start Material for this exercise

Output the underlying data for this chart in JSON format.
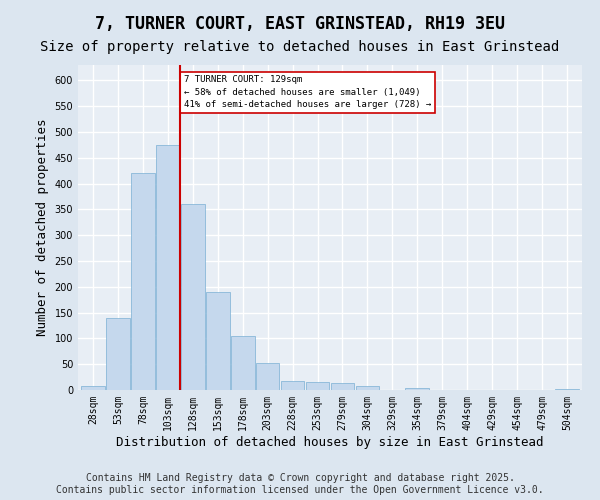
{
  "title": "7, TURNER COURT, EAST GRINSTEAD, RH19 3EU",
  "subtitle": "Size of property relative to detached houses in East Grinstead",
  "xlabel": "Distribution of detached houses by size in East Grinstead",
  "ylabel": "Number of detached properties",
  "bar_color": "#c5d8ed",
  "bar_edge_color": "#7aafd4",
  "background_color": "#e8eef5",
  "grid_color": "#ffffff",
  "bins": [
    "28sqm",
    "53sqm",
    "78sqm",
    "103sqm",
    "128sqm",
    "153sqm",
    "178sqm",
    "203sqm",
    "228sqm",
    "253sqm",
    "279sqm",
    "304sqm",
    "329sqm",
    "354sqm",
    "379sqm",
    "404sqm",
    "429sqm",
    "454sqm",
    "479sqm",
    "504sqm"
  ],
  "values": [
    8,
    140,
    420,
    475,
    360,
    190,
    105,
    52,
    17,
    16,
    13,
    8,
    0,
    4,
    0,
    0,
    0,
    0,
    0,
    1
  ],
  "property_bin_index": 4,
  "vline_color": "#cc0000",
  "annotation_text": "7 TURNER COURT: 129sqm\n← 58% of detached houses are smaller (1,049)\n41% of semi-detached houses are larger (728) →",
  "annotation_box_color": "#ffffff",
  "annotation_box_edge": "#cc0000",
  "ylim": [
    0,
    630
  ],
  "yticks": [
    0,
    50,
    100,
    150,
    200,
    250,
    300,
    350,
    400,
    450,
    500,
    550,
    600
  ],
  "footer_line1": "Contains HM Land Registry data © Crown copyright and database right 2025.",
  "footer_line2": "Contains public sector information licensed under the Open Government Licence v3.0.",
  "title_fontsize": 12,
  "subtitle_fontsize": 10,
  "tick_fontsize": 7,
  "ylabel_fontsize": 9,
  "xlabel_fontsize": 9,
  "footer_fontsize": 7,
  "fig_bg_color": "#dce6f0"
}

end Material for this exercise
start Material for this exercise

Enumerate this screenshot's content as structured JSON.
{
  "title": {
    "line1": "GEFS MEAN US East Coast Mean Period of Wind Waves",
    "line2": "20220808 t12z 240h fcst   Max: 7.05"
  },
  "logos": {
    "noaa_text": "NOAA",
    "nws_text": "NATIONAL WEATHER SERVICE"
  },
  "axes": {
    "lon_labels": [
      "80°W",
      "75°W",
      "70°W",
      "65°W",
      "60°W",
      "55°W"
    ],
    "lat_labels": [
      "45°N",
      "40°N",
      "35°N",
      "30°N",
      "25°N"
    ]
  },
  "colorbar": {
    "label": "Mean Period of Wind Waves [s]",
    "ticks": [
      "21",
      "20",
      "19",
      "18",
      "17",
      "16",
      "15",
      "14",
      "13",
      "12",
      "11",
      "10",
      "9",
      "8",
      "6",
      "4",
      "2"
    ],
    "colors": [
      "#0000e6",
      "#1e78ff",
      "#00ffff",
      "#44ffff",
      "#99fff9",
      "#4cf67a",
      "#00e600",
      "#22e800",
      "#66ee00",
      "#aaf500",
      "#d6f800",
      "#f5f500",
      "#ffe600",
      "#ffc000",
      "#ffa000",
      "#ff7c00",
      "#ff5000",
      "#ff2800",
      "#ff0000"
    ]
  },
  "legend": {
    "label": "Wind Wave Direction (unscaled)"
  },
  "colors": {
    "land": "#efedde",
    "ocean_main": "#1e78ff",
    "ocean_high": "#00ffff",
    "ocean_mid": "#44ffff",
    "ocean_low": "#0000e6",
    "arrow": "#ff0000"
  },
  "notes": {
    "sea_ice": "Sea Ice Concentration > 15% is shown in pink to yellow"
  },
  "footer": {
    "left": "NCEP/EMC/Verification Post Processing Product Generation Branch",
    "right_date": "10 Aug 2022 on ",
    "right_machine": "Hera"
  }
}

end Material for this exercise

**Work required:**
State, as a number only, how many lines in the entries include "Wind".

**Output:**
3